* _WHAT IS ASKED_
Reproduce the listing that follows with no differences at all.

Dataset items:
□ □ □ □ □ □ □
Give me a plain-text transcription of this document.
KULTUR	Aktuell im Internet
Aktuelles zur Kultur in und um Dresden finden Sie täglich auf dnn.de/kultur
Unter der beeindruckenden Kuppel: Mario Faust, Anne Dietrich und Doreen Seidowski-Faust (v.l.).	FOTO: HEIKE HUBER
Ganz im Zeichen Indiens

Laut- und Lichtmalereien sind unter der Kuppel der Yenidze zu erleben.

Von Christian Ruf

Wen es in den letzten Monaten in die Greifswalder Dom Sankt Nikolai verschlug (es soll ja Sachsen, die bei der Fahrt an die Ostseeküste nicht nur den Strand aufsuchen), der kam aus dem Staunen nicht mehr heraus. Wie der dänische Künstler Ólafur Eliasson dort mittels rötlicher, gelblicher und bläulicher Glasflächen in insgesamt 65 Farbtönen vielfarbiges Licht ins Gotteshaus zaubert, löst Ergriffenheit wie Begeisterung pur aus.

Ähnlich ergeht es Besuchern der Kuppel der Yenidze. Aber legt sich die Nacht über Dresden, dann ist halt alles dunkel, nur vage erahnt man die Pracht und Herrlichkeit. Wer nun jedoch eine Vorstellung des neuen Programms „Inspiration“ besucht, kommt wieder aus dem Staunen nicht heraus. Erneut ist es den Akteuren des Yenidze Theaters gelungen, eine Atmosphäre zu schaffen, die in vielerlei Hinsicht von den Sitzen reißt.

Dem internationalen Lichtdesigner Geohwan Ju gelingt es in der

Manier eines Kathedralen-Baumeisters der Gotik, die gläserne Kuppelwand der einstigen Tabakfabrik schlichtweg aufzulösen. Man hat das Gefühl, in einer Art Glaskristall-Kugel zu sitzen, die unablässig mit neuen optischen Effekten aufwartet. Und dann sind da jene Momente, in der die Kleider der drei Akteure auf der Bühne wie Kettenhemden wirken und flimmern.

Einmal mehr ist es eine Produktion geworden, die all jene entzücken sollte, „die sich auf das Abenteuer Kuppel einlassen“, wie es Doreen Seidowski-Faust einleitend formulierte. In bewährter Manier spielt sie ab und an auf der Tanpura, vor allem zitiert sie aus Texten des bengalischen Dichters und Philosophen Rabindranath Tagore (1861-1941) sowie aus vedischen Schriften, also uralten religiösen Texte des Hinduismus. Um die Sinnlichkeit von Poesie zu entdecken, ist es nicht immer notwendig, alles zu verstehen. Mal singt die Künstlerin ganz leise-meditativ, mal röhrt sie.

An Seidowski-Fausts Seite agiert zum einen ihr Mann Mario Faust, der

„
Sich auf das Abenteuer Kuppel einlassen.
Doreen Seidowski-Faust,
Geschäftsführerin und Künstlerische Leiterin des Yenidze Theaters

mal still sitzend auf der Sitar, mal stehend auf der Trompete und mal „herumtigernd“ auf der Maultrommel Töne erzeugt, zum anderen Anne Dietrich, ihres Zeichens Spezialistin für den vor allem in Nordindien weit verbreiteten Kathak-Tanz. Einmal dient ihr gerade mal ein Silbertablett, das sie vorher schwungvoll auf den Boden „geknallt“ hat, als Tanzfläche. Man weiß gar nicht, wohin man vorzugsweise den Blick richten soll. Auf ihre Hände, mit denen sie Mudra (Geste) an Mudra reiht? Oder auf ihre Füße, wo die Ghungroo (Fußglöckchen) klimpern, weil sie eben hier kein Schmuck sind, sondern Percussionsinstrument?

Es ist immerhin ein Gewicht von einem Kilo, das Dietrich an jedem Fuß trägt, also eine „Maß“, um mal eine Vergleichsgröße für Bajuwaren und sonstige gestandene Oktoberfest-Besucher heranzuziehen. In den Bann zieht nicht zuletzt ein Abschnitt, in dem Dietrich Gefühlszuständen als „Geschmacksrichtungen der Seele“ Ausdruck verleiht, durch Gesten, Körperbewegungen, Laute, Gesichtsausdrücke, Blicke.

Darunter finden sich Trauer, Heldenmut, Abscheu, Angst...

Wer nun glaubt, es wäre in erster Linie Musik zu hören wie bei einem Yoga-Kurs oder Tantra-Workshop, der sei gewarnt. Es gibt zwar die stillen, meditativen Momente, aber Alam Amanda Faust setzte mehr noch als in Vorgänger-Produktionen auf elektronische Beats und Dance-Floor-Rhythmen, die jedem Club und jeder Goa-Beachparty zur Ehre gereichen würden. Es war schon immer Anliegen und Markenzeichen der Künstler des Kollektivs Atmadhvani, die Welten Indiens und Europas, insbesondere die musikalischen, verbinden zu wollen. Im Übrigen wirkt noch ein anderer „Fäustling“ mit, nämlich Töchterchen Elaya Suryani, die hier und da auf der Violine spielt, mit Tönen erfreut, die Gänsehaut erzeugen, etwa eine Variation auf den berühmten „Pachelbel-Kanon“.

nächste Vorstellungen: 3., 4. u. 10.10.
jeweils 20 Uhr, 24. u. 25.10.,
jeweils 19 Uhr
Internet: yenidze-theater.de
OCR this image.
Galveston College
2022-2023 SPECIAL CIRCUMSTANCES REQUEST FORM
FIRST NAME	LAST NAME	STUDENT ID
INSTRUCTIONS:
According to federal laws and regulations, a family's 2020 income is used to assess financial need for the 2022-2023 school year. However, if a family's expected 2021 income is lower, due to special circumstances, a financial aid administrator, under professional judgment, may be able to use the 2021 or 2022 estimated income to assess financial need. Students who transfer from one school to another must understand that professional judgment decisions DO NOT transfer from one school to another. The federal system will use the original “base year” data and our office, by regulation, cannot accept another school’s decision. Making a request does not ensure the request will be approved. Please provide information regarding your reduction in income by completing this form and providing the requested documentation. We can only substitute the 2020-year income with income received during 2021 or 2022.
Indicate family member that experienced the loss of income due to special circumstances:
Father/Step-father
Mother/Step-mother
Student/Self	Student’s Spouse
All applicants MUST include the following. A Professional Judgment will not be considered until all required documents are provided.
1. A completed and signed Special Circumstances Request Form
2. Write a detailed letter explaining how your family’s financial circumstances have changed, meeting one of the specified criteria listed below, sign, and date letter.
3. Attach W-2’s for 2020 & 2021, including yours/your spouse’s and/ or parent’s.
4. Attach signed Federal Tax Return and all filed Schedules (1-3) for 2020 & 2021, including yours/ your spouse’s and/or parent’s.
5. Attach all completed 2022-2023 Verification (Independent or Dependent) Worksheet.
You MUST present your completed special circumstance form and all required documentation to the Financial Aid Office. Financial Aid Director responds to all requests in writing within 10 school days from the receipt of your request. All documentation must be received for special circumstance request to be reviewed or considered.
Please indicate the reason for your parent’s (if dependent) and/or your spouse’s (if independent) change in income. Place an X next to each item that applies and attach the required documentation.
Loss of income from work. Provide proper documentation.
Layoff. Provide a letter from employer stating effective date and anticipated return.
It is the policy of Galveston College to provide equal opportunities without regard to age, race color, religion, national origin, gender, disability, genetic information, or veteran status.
□ □ □ □ □ □ □
* _SOLVED PROBLEM_
Give me a plain-text transcription of this document.
KULTUR	Aktuell im Internet
Aktuelles zur Kultur in und um Dresden finden Sie täglich auf dnn.de/kultur
Unter der beeindruckenden Kuppel: Mario Faust, Anne Dietrich und Doreen Seidowski-Faust (v.l.).	FOTO: HEIKE HUBER
Ganz im Zeichen Indiens

Laut- und Lichtmalereien sind unter der Kuppel der Yenidze zu erleben.

Von Christian Ruf

Wen es in den letzten Monaten in die Greifswalder Dom Sankt Nikolai verschlug (es soll ja Sachsen, die bei der Fahrt an die Ostseeküste nicht nur den Strand aufsuchen), der kam aus dem Staunen nicht mehr heraus. Wie der dänische Künstler Ólafur Eliasson dort mittels rötlicher, gelblicher und bläulicher Glasflächen in insgesamt 65 Farbtönen vielfarbiges Licht ins Gotteshaus zaubert, löst Ergriffenheit wie Begeisterung pur aus.

Ähnlich ergeht es Besuchern der Kuppel der Yenidze. Aber legt sich die Nacht über Dresden, dann ist halt alles dunkel, nur vage erahnt man die Pracht und Herrlichkeit. Wer nun jedoch eine Vorstellung des neuen Programms „Inspiration“ besucht, kommt wieder aus dem Staunen nicht heraus. Erneut ist es den Akteuren des Yenidze Theaters gelungen, eine Atmosphäre zu schaffen, die in vielerlei Hinsicht von den Sitzen reißt.

Dem internationalen Lichtdesigner Geohwan Ju gelingt es in der

Manier eines Kathedralen-Baumeisters der Gotik, die gläserne Kuppelwand der einstigen Tabakfabrik schlichtweg aufzulösen. Man hat das Gefühl, in einer Art Glaskristall-Kugel zu sitzen, die unablässig mit neuen optischen Effekten aufwartet. Und dann sind da jene Momente, in der die Kleider der drei Akteure auf der Bühne wie Kettenhemden wirken und flimmern.

Einmal mehr ist es eine Produktion geworden, die all jene entzücken sollte, „die sich auf das Abenteuer Kuppel einlassen“, wie es Doreen Seidowski-Faust einleitend formulierte. In bewährter Manier spielt sie ab und an auf der Tanpura, vor allem zitiert sie aus Texten des bengalischen Dichters und Philosophen Rabindranath Tagore (1861-1941) sowie aus vedischen Schriften, also uralten religiösen Texte des Hinduismus. Um die Sinnlichkeit von Poesie zu entdecken, ist es nicht immer notwendig, alles zu verstehen. Mal singt die Künstlerin ganz leise-meditativ, mal röhrt sie.

An Seidowski-Fausts Seite agiert zum einen ihr Mann Mario Faust, der

„
Sich auf das Abenteuer Kuppel einlassen.
Doreen Seidowski-Faust,
Geschäftsführerin und Künstlerische Leiterin des Yenidze Theaters

mal still sitzend auf der Sitar, mal stehend auf der Trompete und mal „herumtigernd“ auf der Maultrommel Töne erzeugt, zum anderen Anne Dietrich, ihres Zeichens Spezialistin für den vor allem in Nordindien weit verbreiteten Kathak-Tanz. Einmal dient ihr gerade mal ein Silbertablett, das sie vorher schwungvoll auf den Boden „geknallt“ hat, als Tanzfläche. Man weiß gar nicht, wohin man vorzugsweise den Blick richten soll. Auf ihre Hände, mit denen sie Mudra (Geste) an Mudra reiht? Oder auf ihre Füße, wo die Ghungroo (Fußglöckchen) klimpern, weil sie eben hier kein Schmuck sind, sondern Percussionsinstrument?

Es ist immerhin ein Gewicht von einem Kilo, das Dietrich an jedem Fuß trägt, also eine „Maß“, um mal eine Vergleichsgröße für Bajuwaren und sonstige gestandene Oktoberfest-Besucher heranzuziehen. In den Bann zieht nicht zuletzt ein Abschnitt, in dem Dietrich Gefühlszuständen als „Geschmacksrichtungen der Seele“ Ausdruck verleiht, durch Gesten, Körperbewegungen, Laute, Gesichtsausdrücke, Blicke.

Darunter finden sich Trauer, Heldenmut, Abscheu, Angst...

Wer nun glaubt, es wäre in erster Linie Musik zu hören wie bei einem Yoga-Kurs oder Tantra-Workshop, der sei gewarnt. Es gibt zwar die stillen, meditativen Momente, aber Alam Amanda Faust setzte mehr noch als in Vorgänger-Produktionen auf elektronische Beats und Dance-Floor-Rhythmen, die jedem Club und jeder Goa-Beachparty zur Ehre gereichen würden. Es war schon immer Anliegen und Markenzeichen der Künstler des Kollektivs Atmadhvani, die Welten Indiens und Europas, insbesondere die musikalischen, verbinden zu wollen. Im Übrigen wirkt noch ein anderer „Fäustling“ mit, nämlich Töchterchen Elaya Suryani, die hier und da auf der Violine spielt, mit Tönen erfreut, die Gänsehaut erzeugen, etwa eine Variation auf den berühmten „Pachelbel-Kanon“.

nächste Vorstellungen: 3., 4. u. 10.10.
jeweils 20 Uhr, 24. u. 25.10.,
jeweils 19 Uhr
Internet: yenidze-theater.de
OCR this image.
Galveston College
2022-2023 SPECIAL CIRCUMSTANCES REQUEST FORM
FIRST NAME	LAST NAME	STUDENT ID
INSTRUCTIONS:
According to federal laws and regulations, a family's 2020 income is used to assess financial need for the 2022-2023 school year. However, if a family's expected 2021 income is lower, due to special circumstances, a financial aid administrator, under professional judgment, may be able to use the 2021 or 2022 estimated income to assess financial need. Students who transfer from one school to another must understand that professional judgment decisions DO NOT transfer from one school to another. The federal system will use the original “base year” data and our office, by regulation, cannot accept another school’s decision. Making a request does not ensure the request will be approved. Please provide information regarding your reduction in income by completing this form and providing the requested documentation. We can only substitute the 2020-year income with income received during 2021 or 2022.
Indicate family member that experienced the loss of income due to special circumstances:
Father/Step-father
Mother/Step-mother
Student/Self	Student’s Spouse
All applicants MUST include the following. A Professional Judgment will not be considered until all required documents are provided.
1. A completed and signed Special Circumstances Request Form
2. Write a detailed letter explaining how your family’s financial circumstances have changed, meeting one of the specified criteria listed below, sign, and date letter.
3. Attach W-2’s for 2020 & 2021, including yours/your spouse’s and/ or parent’s.
4. Attach signed Federal Tax Return and all filed Schedules (1-3) for 2020 & 2021, including yours/ your spouse’s and/or parent’s.
5. Attach all completed 2022-2023 Verification (Independent or Dependent) Worksheet.
You MUST present your completed special circumstance form and all required documentation to the Financial Aid Office. Financial Aid Director responds to all requests in writing within 10 school days from the receipt of your request. All documentation must be received for special circumstance request to be reviewed or considered.
Please indicate the reason for your parent’s (if dependent) and/or your spouse’s (if independent) change in income. Place an X next to each item that applies and attach the required documentation.
Loss of income from work. Provide proper documentation.
Layoff. Provide a letter from employer stating effective date and anticipated return.
It is the policy of Galveston College to provide equal opportunities without regard to age, race color, religion, national origin, gender, disability, genetic information, or veteran status.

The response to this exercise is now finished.